WHAT YOU SHOULD DO: From the material below, list every line containing "this".

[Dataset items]
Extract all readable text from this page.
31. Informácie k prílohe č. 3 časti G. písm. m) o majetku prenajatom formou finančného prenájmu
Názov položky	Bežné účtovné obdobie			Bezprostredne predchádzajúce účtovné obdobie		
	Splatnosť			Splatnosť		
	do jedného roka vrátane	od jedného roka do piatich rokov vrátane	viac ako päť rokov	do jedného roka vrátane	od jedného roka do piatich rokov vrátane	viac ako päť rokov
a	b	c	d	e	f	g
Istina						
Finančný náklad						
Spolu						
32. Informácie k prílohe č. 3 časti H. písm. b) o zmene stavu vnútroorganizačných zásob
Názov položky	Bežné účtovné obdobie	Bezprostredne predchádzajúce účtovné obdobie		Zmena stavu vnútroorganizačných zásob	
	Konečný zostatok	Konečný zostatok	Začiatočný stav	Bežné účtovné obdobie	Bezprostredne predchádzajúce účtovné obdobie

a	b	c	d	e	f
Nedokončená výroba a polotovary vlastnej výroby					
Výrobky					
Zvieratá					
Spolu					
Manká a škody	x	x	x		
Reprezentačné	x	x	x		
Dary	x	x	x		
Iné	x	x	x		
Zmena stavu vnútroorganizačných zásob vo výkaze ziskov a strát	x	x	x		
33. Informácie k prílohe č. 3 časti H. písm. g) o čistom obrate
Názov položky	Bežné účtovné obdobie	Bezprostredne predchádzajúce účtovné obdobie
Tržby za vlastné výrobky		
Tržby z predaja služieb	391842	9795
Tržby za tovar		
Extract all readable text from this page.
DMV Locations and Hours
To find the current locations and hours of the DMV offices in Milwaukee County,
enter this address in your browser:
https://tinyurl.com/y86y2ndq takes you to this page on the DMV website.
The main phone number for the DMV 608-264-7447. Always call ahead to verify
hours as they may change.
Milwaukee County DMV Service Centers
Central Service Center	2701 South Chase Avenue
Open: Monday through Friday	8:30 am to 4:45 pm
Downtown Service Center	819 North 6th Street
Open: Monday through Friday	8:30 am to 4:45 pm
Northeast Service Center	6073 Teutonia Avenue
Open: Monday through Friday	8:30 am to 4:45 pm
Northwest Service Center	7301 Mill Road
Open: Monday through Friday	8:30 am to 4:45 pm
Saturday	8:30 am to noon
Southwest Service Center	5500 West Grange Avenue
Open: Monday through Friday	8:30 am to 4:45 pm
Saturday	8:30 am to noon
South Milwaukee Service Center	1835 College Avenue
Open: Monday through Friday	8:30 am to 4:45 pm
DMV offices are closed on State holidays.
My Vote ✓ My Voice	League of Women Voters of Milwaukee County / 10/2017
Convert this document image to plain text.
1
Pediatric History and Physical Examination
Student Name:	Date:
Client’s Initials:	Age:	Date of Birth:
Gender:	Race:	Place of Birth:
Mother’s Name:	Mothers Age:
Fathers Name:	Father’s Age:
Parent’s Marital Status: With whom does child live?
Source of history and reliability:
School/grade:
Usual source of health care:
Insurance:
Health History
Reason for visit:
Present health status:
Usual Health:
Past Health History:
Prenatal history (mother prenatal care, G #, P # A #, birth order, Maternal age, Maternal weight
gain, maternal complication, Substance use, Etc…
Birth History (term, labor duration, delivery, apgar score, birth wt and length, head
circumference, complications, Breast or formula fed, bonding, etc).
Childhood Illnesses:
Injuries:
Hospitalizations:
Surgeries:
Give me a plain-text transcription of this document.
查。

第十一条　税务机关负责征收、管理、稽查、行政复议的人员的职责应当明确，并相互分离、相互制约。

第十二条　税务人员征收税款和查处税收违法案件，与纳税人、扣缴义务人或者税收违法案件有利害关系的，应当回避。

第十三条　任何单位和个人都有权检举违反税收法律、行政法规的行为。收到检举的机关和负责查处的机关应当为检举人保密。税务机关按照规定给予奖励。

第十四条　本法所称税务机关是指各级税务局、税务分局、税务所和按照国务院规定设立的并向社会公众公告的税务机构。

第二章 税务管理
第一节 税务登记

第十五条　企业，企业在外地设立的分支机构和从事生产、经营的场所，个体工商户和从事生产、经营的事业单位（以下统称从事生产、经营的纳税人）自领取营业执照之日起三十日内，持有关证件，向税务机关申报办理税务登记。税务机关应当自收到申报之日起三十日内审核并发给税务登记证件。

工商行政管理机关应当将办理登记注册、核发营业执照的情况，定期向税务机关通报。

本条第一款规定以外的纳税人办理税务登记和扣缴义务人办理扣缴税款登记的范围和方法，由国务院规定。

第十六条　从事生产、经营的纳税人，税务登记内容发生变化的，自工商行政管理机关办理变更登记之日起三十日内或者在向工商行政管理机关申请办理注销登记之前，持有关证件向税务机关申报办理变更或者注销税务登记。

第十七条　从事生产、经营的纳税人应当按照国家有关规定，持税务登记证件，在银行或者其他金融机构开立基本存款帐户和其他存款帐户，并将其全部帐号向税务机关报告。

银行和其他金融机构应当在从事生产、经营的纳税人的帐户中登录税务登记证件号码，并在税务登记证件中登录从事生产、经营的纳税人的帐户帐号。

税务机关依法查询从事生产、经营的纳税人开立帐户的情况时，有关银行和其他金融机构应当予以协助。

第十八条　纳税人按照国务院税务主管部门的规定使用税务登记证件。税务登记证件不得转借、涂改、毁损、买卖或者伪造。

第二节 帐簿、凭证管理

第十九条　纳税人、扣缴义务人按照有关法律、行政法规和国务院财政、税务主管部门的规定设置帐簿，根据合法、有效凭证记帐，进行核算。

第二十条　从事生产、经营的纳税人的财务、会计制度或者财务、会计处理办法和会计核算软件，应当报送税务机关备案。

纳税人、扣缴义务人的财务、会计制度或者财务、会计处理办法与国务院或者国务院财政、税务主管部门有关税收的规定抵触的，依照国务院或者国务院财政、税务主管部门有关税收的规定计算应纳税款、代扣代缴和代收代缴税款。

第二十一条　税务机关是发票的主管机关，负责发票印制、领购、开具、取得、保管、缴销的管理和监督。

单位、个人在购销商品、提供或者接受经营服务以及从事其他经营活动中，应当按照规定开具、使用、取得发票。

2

SOLUTION:
Extract all readable text from this page.
Extract all readable text from this page.
enter this address in your browser:
https://tinyurl.com/y86y2ndq takes you to this page on the DMV website.
Convert this document image to plain text.
Give me a plain-text transcription of this document.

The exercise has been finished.